▶ EXERCISE PASSAGE

* * * *

By CityBeat and City Weekly staff
Orrin'douls
A throwback to Orrin Hatch's senior year at BYU, when the now longest-serving Republican senator in history accidentally took a swig of Coca-Cola, resulting in what he referred to at the time as "the light-headed woozies." Never mind that this is a non-alcoholic brew; one taste and you'll be reaching for your invisible glasses in no time.
Supermarket Stout
This refreshing beverage will undoubtedly quench your thirst, rejuvenate your body and replenish crucial nutrients lost over the course of your hard day at work. Sound too good to be true? This miracle-in-a-can works because, like all beers sold in Utah grocery stores, it's closer to water than alcohol.
Ironic Sexism Ale
"Don't worry about the label. We're actually very woke. We're just making fun of other beer labels. We totally support women. We actually have a girl employee at our brewery, and she thought the label was cool. It's the beer that matters! Stop being so sensitive! Fuck you then! Eat a dick!"
Pioneer Haze
Adjust your bonnet and hop on your buggy to the nearest State Liquor Store to get your hands on this one. A limited-release New England IPA-style offering, the buzz from this aggressively hopped beer will leave you conjuring crazy thoughts—like how women will be eternally pregnant in the afterlife. Comes in packs of 47 cans.
Speaker's Own IPA
Much like Republican Speaker of the House Greg Hughes and the Inland Port Authority, don't let paltry ethics and so-called "laws" get in the way of your dreams and preclude you from drinking this brew. And remember, if you're imbibing, don't appoint yourself designated driver!
Brewery Bubble Burst IIIPA
"This mostly alcohol hop explosion is our last-ditch attempt to one-up the hundreds of other IPAs in town. No really, it's so hoppy and bitter it might actually taste the same coming up as it does going down. Perfect for bearded dudes who like waiting in lines to drink beer. For real though, please drink this or our brewery will fail."
Matcha Brew About Nothing
With a noticeably earthy taste and a selfie-worthy mouthfeel, this beer is rich in antioxidants and catechins. Don't know what either of those things are? That's OK, because they're, like, totally good for you. Like, so what if it tastes like dirt. It, like, totally fights cancer or something.
CBD IPA WTFLOL GTFO*
IDK. DGMW, DIY IMO.BTW, BFF, BYOB. ROTFL! K? K.
*Available in limited-release beginning Nov. 7 (maybe).

* * * *

Render this sentence from the beer descriptions in Spanish: "This refreshing beverage will undoubtedly quench your thirst, rejuvenate your body and replenish crucial nutrients lost over the course of your hard day at work."

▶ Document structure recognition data
* * * *

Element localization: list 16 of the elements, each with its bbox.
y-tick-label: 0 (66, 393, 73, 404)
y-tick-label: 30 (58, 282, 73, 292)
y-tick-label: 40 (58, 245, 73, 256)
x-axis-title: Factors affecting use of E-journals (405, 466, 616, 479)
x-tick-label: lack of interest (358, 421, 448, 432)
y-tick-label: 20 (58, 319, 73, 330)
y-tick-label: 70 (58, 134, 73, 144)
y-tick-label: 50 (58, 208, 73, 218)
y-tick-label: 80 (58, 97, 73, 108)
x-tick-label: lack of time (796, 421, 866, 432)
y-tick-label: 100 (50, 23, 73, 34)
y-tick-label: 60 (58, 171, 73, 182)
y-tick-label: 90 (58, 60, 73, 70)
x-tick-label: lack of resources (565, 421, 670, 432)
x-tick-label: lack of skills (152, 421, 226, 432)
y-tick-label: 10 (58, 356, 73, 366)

* * * *

▶ WRITTEN ANSWER
Esta bebida refrescante sin duda saciará tu sed, rejuvenecerá tu cuerpo y repondrá los nutrientes esenciales perdidos a lo largo de tu duro día de trabajo.